Entries from a visual dataset:

....

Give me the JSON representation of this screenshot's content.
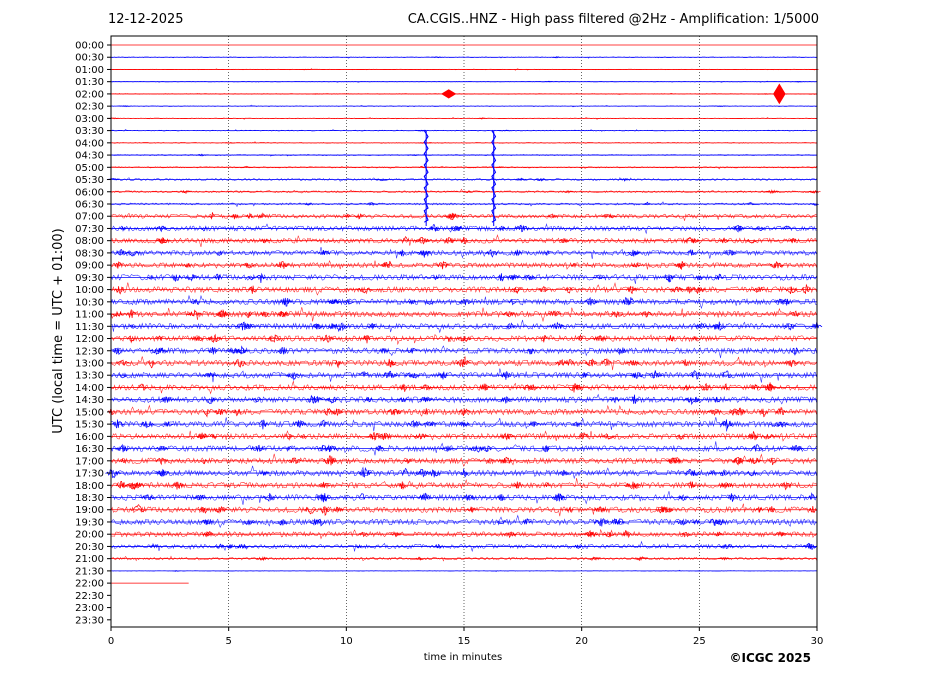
{
  "header": {
    "date": "12-12-2025",
    "title": "CA.CGIS..HNZ - High pass filtered @2Hz - Amplification: 1/5000"
  },
  "footer": {
    "copyright": "©ICGC 2025"
  },
  "chart_data": {
    "type": "line",
    "subtype": "helicorder",
    "xlabel": "time in minutes",
    "ylabel": "UTC (local time = UTC + 01:00)",
    "xlim": [
      0,
      30
    ],
    "x_ticks": [
      0,
      5,
      10,
      15,
      20,
      25,
      30
    ],
    "grid": "vertical dotted at 5-minute intervals",
    "colors": [
      "#ff0000",
      "#0000ff"
    ],
    "rows": [
      {
        "label": "00:00",
        "color": "#ff0000",
        "fill": 1,
        "level": 0.03
      },
      {
        "label": "00:30",
        "color": "#0000ff",
        "fill": 1,
        "level": 0.05
      },
      {
        "label": "01:00",
        "color": "#ff0000",
        "fill": 1,
        "level": 0.04
      },
      {
        "label": "01:30",
        "color": "#0000ff",
        "fill": 1,
        "level": 0.04
      },
      {
        "label": "02:00",
        "color": "#ff0000",
        "fill": 1,
        "level": 0.05
      },
      {
        "label": "02:30",
        "color": "#0000ff",
        "fill": 1,
        "level": 0.05
      },
      {
        "label": "03:00",
        "color": "#ff0000",
        "fill": 1,
        "level": 0.05
      },
      {
        "label": "03:30",
        "color": "#0000ff",
        "fill": 1,
        "level": 0.06
      },
      {
        "label": "04:00",
        "color": "#ff0000",
        "fill": 1,
        "level": 0.06
      },
      {
        "label": "04:30",
        "color": "#0000ff",
        "fill": 1,
        "level": 0.07
      },
      {
        "label": "05:00",
        "color": "#ff0000",
        "fill": 1,
        "level": 0.08
      },
      {
        "label": "05:30",
        "color": "#0000ff",
        "fill": 1,
        "level": 0.12
      },
      {
        "label": "06:00",
        "color": "#ff0000",
        "fill": 1,
        "level": 0.12
      },
      {
        "label": "06:30",
        "color": "#0000ff",
        "fill": 1,
        "level": 0.12
      },
      {
        "label": "07:00",
        "color": "#ff0000",
        "fill": 1,
        "level": 0.25
      },
      {
        "label": "07:30",
        "color": "#0000ff",
        "fill": 1,
        "level": 0.3
      },
      {
        "label": "08:00",
        "color": "#ff0000",
        "fill": 1,
        "level": 0.3
      },
      {
        "label": "08:30",
        "color": "#0000ff",
        "fill": 1,
        "level": 0.3
      },
      {
        "label": "09:00",
        "color": "#ff0000",
        "fill": 1,
        "level": 0.3
      },
      {
        "label": "09:30",
        "color": "#0000ff",
        "fill": 1,
        "level": 0.35
      },
      {
        "label": "10:00",
        "color": "#ff0000",
        "fill": 1,
        "level": 0.35
      },
      {
        "label": "10:30",
        "color": "#0000ff",
        "fill": 1,
        "level": 0.35
      },
      {
        "label": "11:00",
        "color": "#ff0000",
        "fill": 1,
        "level": 0.35
      },
      {
        "label": "11:30",
        "color": "#0000ff",
        "fill": 1,
        "level": 0.35
      },
      {
        "label": "12:00",
        "color": "#ff0000",
        "fill": 1,
        "level": 0.35
      },
      {
        "label": "12:30",
        "color": "#0000ff",
        "fill": 1,
        "level": 0.35
      },
      {
        "label": "13:00",
        "color": "#ff0000",
        "fill": 1,
        "level": 0.35
      },
      {
        "label": "13:30",
        "color": "#0000ff",
        "fill": 1,
        "level": 0.35
      },
      {
        "label": "14:00",
        "color": "#ff0000",
        "fill": 1,
        "level": 0.35
      },
      {
        "label": "14:30",
        "color": "#0000ff",
        "fill": 1,
        "level": 0.35
      },
      {
        "label": "15:00",
        "color": "#ff0000",
        "fill": 1,
        "level": 0.35
      },
      {
        "label": "15:30",
        "color": "#0000ff",
        "fill": 1,
        "level": 0.35
      },
      {
        "label": "16:00",
        "color": "#ff0000",
        "fill": 1,
        "level": 0.35
      },
      {
        "label": "16:30",
        "color": "#0000ff",
        "fill": 1,
        "level": 0.35
      },
      {
        "label": "17:00",
        "color": "#ff0000",
        "fill": 1,
        "level": 0.35
      },
      {
        "label": "17:30",
        "color": "#0000ff",
        "fill": 1,
        "level": 0.35
      },
      {
        "label": "18:00",
        "color": "#ff0000",
        "fill": 1,
        "level": 0.35
      },
      {
        "label": "18:30",
        "color": "#0000ff",
        "fill": 1,
        "level": 0.35
      },
      {
        "label": "19:00",
        "color": "#ff0000",
        "fill": 1,
        "level": 0.35
      },
      {
        "label": "19:30",
        "color": "#0000ff",
        "fill": 1,
        "level": 0.35
      },
      {
        "label": "20:00",
        "color": "#ff0000",
        "fill": 1,
        "level": 0.3
      },
      {
        "label": "20:30",
        "color": "#0000ff",
        "fill": 1,
        "level": 0.25
      },
      {
        "label": "21:00",
        "color": "#ff0000",
        "fill": 1,
        "level": 0.15
      },
      {
        "label": "21:30",
        "color": "#0000ff",
        "fill": 1,
        "level": 0.04
      },
      {
        "label": "22:00",
        "color": "#ff0000",
        "fill": 0.11,
        "level": 0.02
      },
      {
        "label": "22:30",
        "color": "#0000ff",
        "fill": 0,
        "level": 0
      },
      {
        "label": "23:00",
        "color": "#ff0000",
        "fill": 0,
        "level": 0
      },
      {
        "label": "23:30",
        "color": "#0000ff",
        "fill": 0,
        "level": 0
      }
    ],
    "events": [
      {
        "row": "03:30",
        "t": 13.35,
        "amplitude": -7.8,
        "duration": 0.12
      },
      {
        "row": "03:30",
        "t": 16.22,
        "amplitude": -7.8,
        "duration": 0.12
      },
      {
        "row": "02:00",
        "t": 28.4,
        "amplitude": 0.8,
        "duration": 0.25
      },
      {
        "row": "02:00",
        "t": 14.35,
        "amplitude": 0.35,
        "duration": 0.3
      }
    ]
  }
}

....

## Requirement:
Transcribe the material exactly, leaving every picture out.

## Worked answer:
Give me the JSON representation of this screenshot's content.
{
  "header": {
    "date": "12-12-2025",
    "title": "CA.CGIS..HNZ - High pass filtered @2Hz - Amplification: 1/5000"
  },
  "footer": {
    "copyright": "©ICGC 2025"
  },
  "chart_data": {
    "type": "line",
    "subtype": "helicorder",
    "xlabel": "time in minutes",
    "ylabel": "UTC (local time = UTC + 01:00)",
    "xlim": [
      0,
      30
    ],
    "x_ticks": [
      0,
      5,
      10,
      15,
      20,
      25,
      30
    ],
    "grid": "vertical dotted at 5-minute intervals",
    "colors": [
      "#ff0000",
      "#0000ff"
    ],
    "rows": [
      {
        "label": "00:00",
        "color": "#ff0000",
        "fill": 1,
        "level": 0.03
      },
      {
        "label": "00:30",
        "color": "#0000ff",
        "fill": 1,
        "level": 0.05
      },
      {
        "label": "01:00",
        "color": "#ff0000",
        "fill": 1,
        "level": 0.04
      },
      {
        "label": "01:30",
        "color": "#0000ff",
        "fill": 1,
        "level": 0.04
      },
      {
        "label": "02:00",
        "color": "#ff0000",
        "fill": 1,
        "level": 0.05
      },
      {
        "label": "02:30",
        "color": "#0000ff",
        "fill": 1,
        "level": 0.05
      },
      {
        "label": "03:00",
        "color": "#ff0000",
        "fill": 1,
        "level": 0.05
      },
      {
        "label": "03:30",
        "color": "#0000ff",
        "fill": 1,
        "level": 0.06
      },
      {
        "label": "04:00",
        "color": "#ff0000",
        "fill": 1,
        "level": 0.06
      },
      {
        "label": "04:30",
        "color": "#0000ff",
        "fill": 1,
        "level": 0.07
      },
      {
        "label": "05:00",
        "color": "#ff0000",
        "fill": 1,
        "level": 0.08
      },
      {
        "label": "05:30",
        "color": "#0000ff",
        "fill": 1,
        "level": 0.12
      },
      {
        "label": "06:00",
        "color": "#ff0000",
        "fill": 1,
        "level": 0.12
      },
      {
        "label": "06:30",
        "color": "#0000ff",
        "fill": 1,
        "level": 0.12
      },
      {
        "label": "07:00",
        "color": "#ff0000",
        "fill": 1,
        "level": 0.25
      },
      {
        "label": "07:30",
        "color": "#0000ff",
        "fill": 1,
        "level": 0.3
      },
      {
        "label": "08:00",
        "color": "#ff0000",
        "fill": 1,
        "level": 0.3
      },
      {
        "label": "08:30",
        "color": "#0000ff",
        "fill": 1,
        "level": 0.3
      },
      {
        "label": "09:00",
        "color": "#ff0000",
        "fill": 1,
        "level": 0.3
      },
      {
        "label": "09:30",
        "color": "#0000ff",
        "fill": 1,
        "level": 0.35
      },
      {
        "label": "10:00",
        "color": "#ff0000",
        "fill": 1,
        "level": 0.35
      },
      {
        "label": "10:30",
        "color": "#0000ff",
        "fill": 1,
        "level": 0.35
      },
      {
        "label": "11:00",
        "color": "#ff0000",
        "fill": 1,
        "level": 0.35
      },
      {
        "label": "11:30",
        "color": "#0000ff",
        "fill": 1,
        "level": 0.35
      },
      {
        "label": "12:00",
        "color": "#ff0000",
        "fill": 1,
        "level": 0.35
      },
      {
        "label": "12:30",
        "color": "#0000ff",
        "fill": 1,
        "level": 0.35
      },
      {
        "label": "13:00",
        "color": "#ff0000",
        "fill": 1,
        "level": 0.35
      },
      {
        "label": "13:30",
        "color": "#0000ff",
        "fill": 1,
        "level": 0.35
      },
      {
        "label": "14:00",
        "color": "#ff0000",
        "fill": 1,
        "level": 0.35
      },
      {
        "label": "14:30",
        "color": "#0000ff",
        "fill": 1,
        "level": 0.35
      },
      {
        "label": "15:00",
        "color": "#ff0000",
        "fill": 1,
        "level": 0.35
      },
      {
        "label": "15:30",
        "color": "#0000ff",
        "fill": 1,
        "level": 0.35
      },
      {
        "label": "16:00",
        "color": "#ff0000",
        "fill": 1,
        "level": 0.35
      },
      {
        "label": "16:30",
        "color": "#0000ff",
        "fill": 1,
        "level": 0.35
      },
      {
        "label": "17:00",
        "color": "#ff0000",
        "fill": 1,
        "level": 0.35
      },
      {
        "label": "17:30",
        "color": "#0000ff",
        "fill": 1,
        "level": 0.35
      },
      {
        "label": "18:00",
        "color": "#ff0000",
        "fill": 1,
        "level": 0.35
      },
      {
        "label": "18:30",
        "color": "#0000ff",
        "fill": 1,
        "level": 0.35
      },
      {
        "label": "19:00",
        "color": "#ff0000",
        "fill": 1,
        "level": 0.35
      },
      {
        "label": "19:30",
        "color": "#0000ff",
        "fill": 1,
        "level": 0.35
      },
      {
        "label": "20:00",
        "color": "#ff0000",
        "fill": 1,
        "level": 0.3
      },
      {
        "label": "20:30",
        "color": "#0000ff",
        "fill": 1,
        "level": 0.25
      },
      {
        "label": "21:00",
        "color": "#ff0000",
        "fill": 1,
        "level": 0.15
      },
      {
        "label": "21:30",
        "color": "#0000ff",
        "fill": 1,
        "level": 0.04
      },
      {
        "label": "22:00",
        "color": "#ff0000",
        "fill": 0.11,
        "level": 0.02
      },
      {
        "label": "22:30",
        "color": "#0000ff",
        "fill": 0,
        "level": 0
      },
      {
        "label": "23:00",
        "color": "#ff0000",
        "fill": 0,
        "level": 0
      },
      {
        "label": "23:30",
        "color": "#0000ff",
        "fill": 0,
        "level": 0
      }
    ],
    "events": [
      {
        "row": "03:30",
        "t": 13.35,
        "amplitude": -7.8,
        "duration": 0.12
      },
      {
        "row": "03:30",
        "t": 16.22,
        "amplitude": -7.8,
        "duration": 0.12
      },
      {
        "row": "02:00",
        "t": 28.4,
        "amplitude": 0.8,
        "duration": 0.25
      },
      {
        "row": "02:00",
        "t": 14.35,
        "amplitude": 0.35,
        "duration": 0.3
      }
    ]
  }
}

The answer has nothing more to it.